- _Instruction_:
Could you write out the records below exactly as they appear, leaving out any pictures?

- _Records for the task_:
-----

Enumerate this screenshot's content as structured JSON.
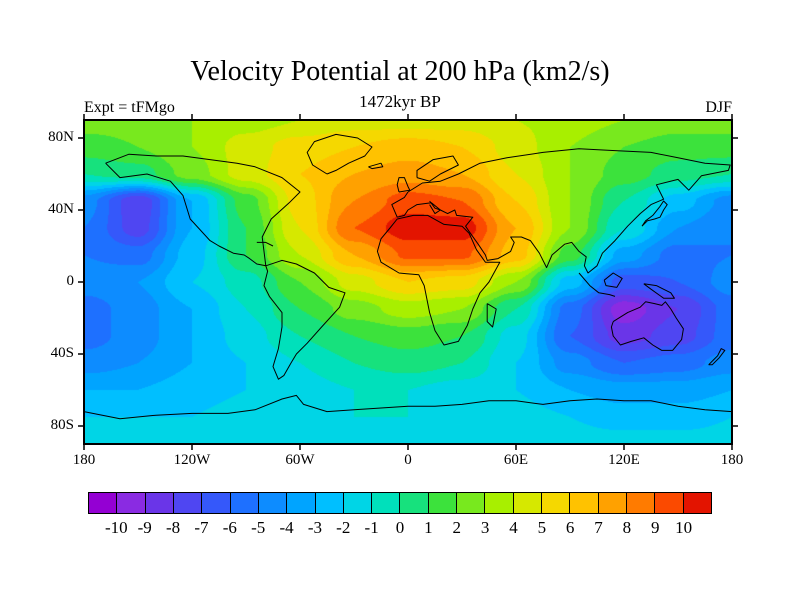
{
  "chart_data": {
    "type": "heatmap",
    "title": "Velocity Potential at 200 hPa (km2/s)",
    "subtitle": "1472kyr BP",
    "experiment": "Expt = tFMgo",
    "season": "DJF",
    "projection": "equirectangular",
    "lon_range": [
      -180,
      180
    ],
    "lat_range": [
      -90,
      90
    ],
    "x_axis": {
      "ticks": [
        {
          "lon": -180,
          "label": "180"
        },
        {
          "lon": -120,
          "label": "120W"
        },
        {
          "lon": -60,
          "label": "60W"
        },
        {
          "lon": 0,
          "label": "0"
        },
        {
          "lon": 60,
          "label": "60E"
        },
        {
          "lon": 120,
          "label": "120E"
        },
        {
          "lon": 180,
          "label": "180"
        }
      ]
    },
    "y_axis": {
      "ticks": [
        {
          "lat": 80,
          "label": "80N"
        },
        {
          "lat": 40,
          "label": "40N"
        },
        {
          "lat": 0,
          "label": "0"
        },
        {
          "lat": -40,
          "label": "40S"
        },
        {
          "lat": -80,
          "label": "80S"
        }
      ]
    },
    "grid": {
      "lons": [
        -180,
        -150,
        -120,
        -90,
        -60,
        -30,
        0,
        30,
        60,
        90,
        120,
        150,
        180
      ],
      "lats": [
        90,
        75,
        60,
        45,
        30,
        15,
        0,
        -15,
        -30,
        -45,
        -60,
        -75,
        -90
      ],
      "values": [
        [
          2.5,
          2.5,
          3,
          3.5,
          4,
          4.5,
          4.5,
          4.5,
          4,
          3.5,
          3,
          2.5,
          2.5
        ],
        [
          1.5,
          2,
          3,
          4.5,
          5.5,
          6,
          6.5,
          6,
          4.5,
          3,
          2,
          1.5,
          1.5
        ],
        [
          0,
          0.5,
          2.5,
          4.5,
          6,
          7,
          7.5,
          7,
          5,
          3,
          1.5,
          0.5,
          0
        ],
        [
          -4.5,
          -7.8,
          -3,
          1.5,
          5.5,
          8,
          9.5,
          9,
          6,
          3,
          0,
          -2.5,
          -4.5
        ],
        [
          -5,
          -7.5,
          -3,
          1,
          5,
          9,
          10.6,
          10.6,
          7,
          3,
          -1,
          -4,
          -5
        ],
        [
          -5,
          -5.5,
          -2.5,
          1,
          4,
          7,
          9.2,
          9.2,
          6.5,
          1.5,
          -3.5,
          -5.5,
          -5
        ],
        [
          -4.5,
          -4,
          -2,
          -0.5,
          2,
          4.5,
          6,
          5.5,
          3,
          -2.5,
          -6.5,
          -6,
          -4.5
        ],
        [
          -5.5,
          -4.5,
          -3,
          -1,
          1,
          2.5,
          3.5,
          3,
          0,
          -5.5,
          -9.6,
          -8,
          -5.5
        ],
        [
          -5.5,
          -4.5,
          -3,
          -1.5,
          0,
          1,
          1.5,
          1,
          -1.5,
          -6,
          -8.5,
          -7.5,
          -5.5
        ],
        [
          -4.5,
          -4,
          -3,
          -2,
          -1,
          0,
          0.5,
          0,
          -2,
          -4.5,
          -6,
          -5.5,
          -4.5
        ],
        [
          -3,
          -3,
          -2.5,
          -2,
          -1.5,
          -1,
          -1,
          -1.5,
          -2,
          -3,
          -3.5,
          -3.5,
          -3
        ],
        [
          -2,
          -2,
          -2,
          -1.5,
          -1,
          -1,
          -1,
          -1,
          -1.5,
          -2,
          -2.5,
          -2.5,
          -2
        ],
        [
          -1.5,
          -1.5,
          -1.5,
          -1.5,
          -1.5,
          -1.5,
          -1.5,
          -1.5,
          -1.5,
          -1.5,
          -1.5,
          -1.5,
          -1.5
        ]
      ]
    },
    "colorbar": {
      "levels": [
        -10,
        -9,
        -8,
        -7,
        -6,
        -5,
        -4,
        -3,
        -2,
        -1,
        0,
        1,
        2,
        3,
        4,
        5,
        6,
        7,
        8,
        9,
        10
      ],
      "labels": [
        "-10",
        "-9",
        "-8",
        "-7",
        "-6",
        "-5",
        "-4",
        "-3",
        "-2",
        "-1",
        "0",
        "1",
        "2",
        "3",
        "4",
        "5",
        "6",
        "7",
        "8",
        "9",
        "10"
      ],
      "colors": [
        "#9400d3",
        "#8a2be2",
        "#6a35e8",
        "#4f46f2",
        "#3558fa",
        "#1e70ff",
        "#0d8cff",
        "#00a4ff",
        "#00bfff",
        "#00d5e6",
        "#00e0bb",
        "#17e17d",
        "#3ce23c",
        "#78e91e",
        "#a8ef00",
        "#d6e800",
        "#f5d800",
        "#ffc200",
        "#ffa100",
        "#ff7b00",
        "#fb4a00",
        "#e31400"
      ]
    }
  }
}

-----

- _The result_:
Enumerate this screenshot's content as structured JSON.
{
  "chart_data": {
    "type": "heatmap",
    "title": "Velocity Potential at 200 hPa (km2/s)",
    "subtitle": "1472kyr BP",
    "experiment": "Expt = tFMgo",
    "season": "DJF",
    "projection": "equirectangular",
    "lon_range": [
      -180,
      180
    ],
    "lat_range": [
      -90,
      90
    ],
    "x_axis": {
      "ticks": [
        {
          "lon": -180,
          "label": "180"
        },
        {
          "lon": -120,
          "label": "120W"
        },
        {
          "lon": -60,
          "label": "60W"
        },
        {
          "lon": 0,
          "label": "0"
        },
        {
          "lon": 60,
          "label": "60E"
        },
        {
          "lon": 120,
          "label": "120E"
        },
        {
          "lon": 180,
          "label": "180"
        }
      ]
    },
    "y_axis": {
      "ticks": [
        {
          "lat": 80,
          "label": "80N"
        },
        {
          "lat": 40,
          "label": "40N"
        },
        {
          "lat": 0,
          "label": "0"
        },
        {
          "lat": -40,
          "label": "40S"
        },
        {
          "lat": -80,
          "label": "80S"
        }
      ]
    },
    "grid": {
      "lons": [
        -180,
        -150,
        -120,
        -90,
        -60,
        -30,
        0,
        30,
        60,
        90,
        120,
        150,
        180
      ],
      "lats": [
        90,
        75,
        60,
        45,
        30,
        15,
        0,
        -15,
        -30,
        -45,
        -60,
        -75,
        -90
      ],
      "values": [
        [
          2.5,
          2.5,
          3,
          3.5,
          4,
          4.5,
          4.5,
          4.5,
          4,
          3.5,
          3,
          2.5,
          2.5
        ],
        [
          1.5,
          2,
          3,
          4.5,
          5.5,
          6,
          6.5,
          6,
          4.5,
          3,
          2,
          1.5,
          1.5
        ],
        [
          0,
          0.5,
          2.5,
          4.5,
          6,
          7,
          7.5,
          7,
          5,
          3,
          1.5,
          0.5,
          0
        ],
        [
          -4.5,
          -7.8,
          -3,
          1.5,
          5.5,
          8,
          9.5,
          9,
          6,
          3,
          0,
          -2.5,
          -4.5
        ],
        [
          -5,
          -7.5,
          -3,
          1,
          5,
          9,
          10.6,
          10.6,
          7,
          3,
          -1,
          -4,
          -5
        ],
        [
          -5,
          -5.5,
          -2.5,
          1,
          4,
          7,
          9.2,
          9.2,
          6.5,
          1.5,
          -3.5,
          -5.5,
          -5
        ],
        [
          -4.5,
          -4,
          -2,
          -0.5,
          2,
          4.5,
          6,
          5.5,
          3,
          -2.5,
          -6.5,
          -6,
          -4.5
        ],
        [
          -5.5,
          -4.5,
          -3,
          -1,
          1,
          2.5,
          3.5,
          3,
          0,
          -5.5,
          -9.6,
          -8,
          -5.5
        ],
        [
          -5.5,
          -4.5,
          -3,
          -1.5,
          0,
          1,
          1.5,
          1,
          -1.5,
          -6,
          -8.5,
          -7.5,
          -5.5
        ],
        [
          -4.5,
          -4,
          -3,
          -2,
          -1,
          0,
          0.5,
          0,
          -2,
          -4.5,
          -6,
          -5.5,
          -4.5
        ],
        [
          -3,
          -3,
          -2.5,
          -2,
          -1.5,
          -1,
          -1,
          -1.5,
          -2,
          -3,
          -3.5,
          -3.5,
          -3
        ],
        [
          -2,
          -2,
          -2,
          -1.5,
          -1,
          -1,
          -1,
          -1,
          -1.5,
          -2,
          -2.5,
          -2.5,
          -2
        ],
        [
          -1.5,
          -1.5,
          -1.5,
          -1.5,
          -1.5,
          -1.5,
          -1.5,
          -1.5,
          -1.5,
          -1.5,
          -1.5,
          -1.5,
          -1.5
        ]
      ]
    },
    "colorbar": {
      "levels": [
        -10,
        -9,
        -8,
        -7,
        -6,
        -5,
        -4,
        -3,
        -2,
        -1,
        0,
        1,
        2,
        3,
        4,
        5,
        6,
        7,
        8,
        9,
        10
      ],
      "labels": [
        "-10",
        "-9",
        "-8",
        "-7",
        "-6",
        "-5",
        "-4",
        "-3",
        "-2",
        "-1",
        "0",
        "1",
        "2",
        "3",
        "4",
        "5",
        "6",
        "7",
        "8",
        "9",
        "10"
      ],
      "colors": [
        "#9400d3",
        "#8a2be2",
        "#6a35e8",
        "#4f46f2",
        "#3558fa",
        "#1e70ff",
        "#0d8cff",
        "#00a4ff",
        "#00bfff",
        "#00d5e6",
        "#00e0bb",
        "#17e17d",
        "#3ce23c",
        "#78e91e",
        "#a8ef00",
        "#d6e800",
        "#f5d800",
        "#ffc200",
        "#ffa100",
        "#ff7b00",
        "#fb4a00",
        "#e31400"
      ]
    }
  }
}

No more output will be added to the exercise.